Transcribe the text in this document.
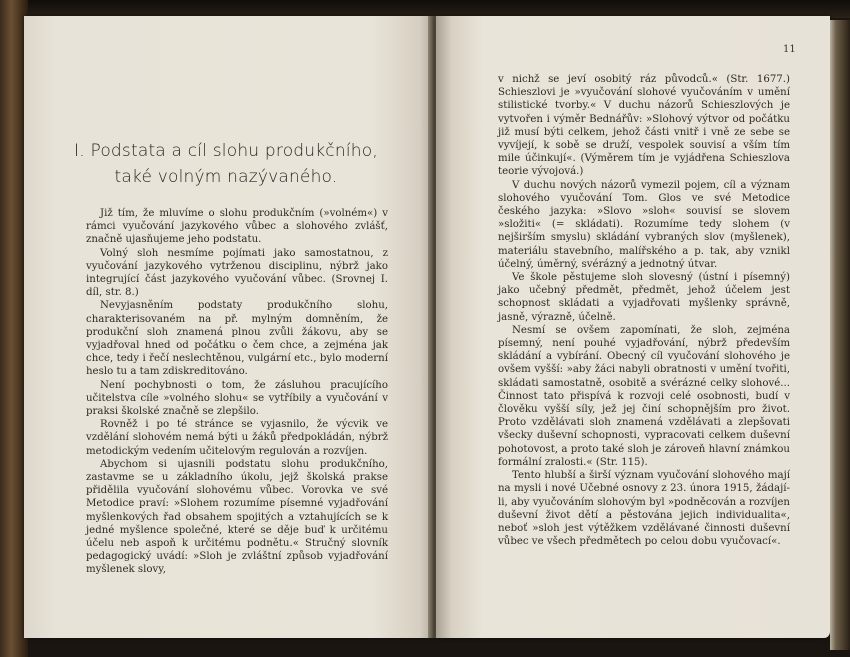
I. Podstata a cíl slohu produkčního, také volným nazývaného.

Již tím, že mluvíme o slohu produkčním (»volném«) v rámci vyučování jazykového vůbec a slohového zvlášť, značně ujasňujeme jeho podstatu.

Volný sloh nesmíme pojímati jako samostatnou, z vyučování jazykového vytrženou disciplinu, nýbrž jako integrující část jazykového vyučování vůbec. (Srovnej I. díl, str. 8.)

Nevyjasněním podstaty produkčního slohu, charakterisovaném na př. mylným domněním, že produkční sloh znamená plnou zvůli žákovu, aby se vyjadřoval hned od počátku o čem chce, a zejména jak chce, tedy i řečí neslechtěnou, vulgární etc., bylo moderní heslo tu a tam zdiskreditováno.

Není pochybnosti o tom, že zásluhou pracujícího učitelstva cíle »volného slohu« se vytříbily a vyučování v praksi školské značně se zlepšilo.

Rovněž i po té stránce se vyjasnilo, že výcvik ve vzdělání slohovém nemá býti u žáků předpokládán, nýbrž metodickým vedením učitelovým regulován a rozvíjen.

Abychom si ujasnili podstatu slohu produkčního, zastavme se u základního úkolu, jejž školská prakse přidělila vyučování slohovému vůbec. Vorovka ve své Metodice praví: »Slohem rozumíme písemné vyjadřování myšlenkových řad obsahem spojitých a vztahujících se k jedné myšlence společné, které se děje buď k určitému účelu neb aspoň k určitému podnětu.« Stručný slovník pedagogický uvádí: »Sloh je zvláštní způsob vyjadřování myšlenek slovy,

11

v nichž se jeví osobitý ráz původců.« (Str. 1677.) Schieszlovi je »vyučování slohové vyučováním v umění stilistické tvorby.« V duchu názorů Schieszlových je vytvořen i výměr Bednářův: »Slohový výtvor od počátku již musí býti celkem, jehož části vnitř i vně ze sebe se vyvíjejí, k sobě se druží, vespolek souvisí a vším tím mile účinkují«. (Výměrem tím je vyjádřena Schieszlova teorie vývojová.)

V duchu nových názorů vymezil pojem, cíl a význam slohového vyučování Tom. Glos ve své Metodice českého jazyka: »Slovo »sloh« souvisí se slovem »složiti« (= skládati). Rozumíme tedy slohem (v nejširším smyslu) skládání vybraných slov (myšlenek), materiálu stavebního, malířského a p. tak, aby vznikl účelný, úměrný, svérázný a jednotný útvar.

Ve škole pěstujeme sloh slovesný (ústní i písemný) jako učebný předmět, předmět, jehož účelem jest schopnost skládati a vyjadřovati myšlenky správně, jasně, výrazně, účelně.

Nesmí se ovšem zapomínati, že sloh, zejména písemný, není pouhé vyjadřování, nýbrž především skládání a vybírání. Obecný cíl vyučování slohového je ovšem vyšší: »aby žáci nabyli obratnosti v umění tvořiti, skládati samostatně, osobitě a svérázné celky slohové... Činnost tato přispívá k rozvoji celé osobnosti, budí v člověku vyšší síly, jež jej činí schopnějším pro život. Proto vzdělávati sloh znamená vzdělávati a zlepšovati všecky duševní schopnosti, vypracovati celkem duševní pohotovost, a proto také sloh je zároveň hlavní známkou formální zralosti.« (Str. 115).

Tento hlubší a širší význam vyučování slohového mají na mysli i nové Učebné osnovy z 23. února 1915, žádají-li, aby vyučováním slohovým byl »podněcován a rozvíjen duševní život dětí a pěstována jejich individualita«, neboť »sloh jest výtěžkem vzdělávané činnosti duševní vůbec ve všech předmětech po celou dobu vyučovací«.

——

◆ **Your instructions**
Each entry should be repeated exactly as it appears; the pictures stay out.

◆ **Output for this exercise**
Transcribe the text in this document.
I. Podstata a cíl slohu produkčního, také volným nazývaného.

Již tím, že mluvíme o slohu produkčním (»volném«) v rámci vyučování jazykového vůbec a slohového zvlášť, značně ujasňujeme jeho podstatu.

Volný sloh nesmíme pojímati jako samostatnou, z vyučování jazykového vytrženou disciplinu, nýbrž jako integrující část jazykového vyučování vůbec. (Srovnej I. díl, str. 8.)

Nevyjasněním podstaty produkčního slohu, charakterisovaném na př. mylným domněním, že produkční sloh znamená plnou zvůli žákovu, aby se vyjadřoval hned od počátku o čem chce, a zejména jak chce, tedy i řečí neslechtěnou, vulgární etc., bylo moderní heslo tu a tam zdiskreditováno.

Není pochybnosti o tom, že zásluhou pracujícího učitelstva cíle »volného slohu« se vytříbily a vyučování v praksi školské značně se zlepšilo.

Rovněž i po té stránce se vyjasnilo, že výcvik ve vzdělání slohovém nemá býti u žáků předpokládán, nýbrž metodickým vedením učitelovým regulován a rozvíjen.

Abychom si ujasnili podstatu slohu produkčního, zastavme se u základního úkolu, jejž školská prakse přidělila vyučování slohovému vůbec. Vorovka ve své Metodice praví: »Slohem rozumíme písemné vyjadřování myšlenkových řad obsahem spojitých a vztahujících se k jedné myšlence společné, které se děje buď k určitému účelu neb aspoň k určitému podnětu.« Stručný slovník pedagogický uvádí: »Sloh je zvláštní způsob vyjadřování myšlenek slovy,

11

v nichž se jeví osobitý ráz původců.« (Str. 1677.) Schieszlovi je »vyučování slohové vyučováním v umění stilistické tvorby.« V duchu názorů Schieszlových je vytvořen i výměr Bednářův: »Slohový výtvor od počátku již musí býti celkem, jehož části vnitř i vně ze sebe se vyvíjejí, k sobě se druží, vespolek souvisí a vším tím mile účinkují«. (Výměrem tím je vyjádřena Schieszlova teorie vývojová.)

V duchu nových názorů vymezil pojem, cíl a význam slohového vyučování Tom. Glos ve své Metodice českého jazyka: »Slovo »sloh« souvisí se slovem »složiti« (= skládati). Rozumíme tedy slohem (v nejširším smyslu) skládání vybraných slov (myšlenek), materiálu stavebního, malířského a p. tak, aby vznikl účelný, úměrný, svérázný a jednotný útvar.

Ve škole pěstujeme sloh slovesný (ústní i písemný) jako učebný předmět, předmět, jehož účelem jest schopnost skládati a vyjadřovati myšlenky správně, jasně, výrazně, účelně.

Nesmí se ovšem zapomínati, že sloh, zejména písemný, není pouhé vyjadřování, nýbrž především skládání a vybírání. Obecný cíl vyučování slohového je ovšem vyšší: »aby žáci nabyli obratnosti v umění tvořiti, skládati samostatně, osobitě a svérázné celky slohové... Činnost tato přispívá k rozvoji celé osobnosti, budí v člověku vyšší síly, jež jej činí schopnějším pro život. Proto vzdělávati sloh znamená vzdělávati a zlepšovati všecky duševní schopnosti, vypracovati celkem duševní pohotovost, a proto také sloh je zároveň hlavní známkou formální zralosti.« (Str. 115).

Tento hlubší a širší význam vyučování slohového mají na mysli i nové Učebné osnovy z 23. února 1915, žádají-li, aby vyučováním slohovým byl »podněcován a rozvíjen duševní život dětí a pěstována jejich individualita«, neboť »sloh jest výtěžkem vzdělávané činnosti duševní vůbec ve všech předmětech po celou dobu vyučovací«.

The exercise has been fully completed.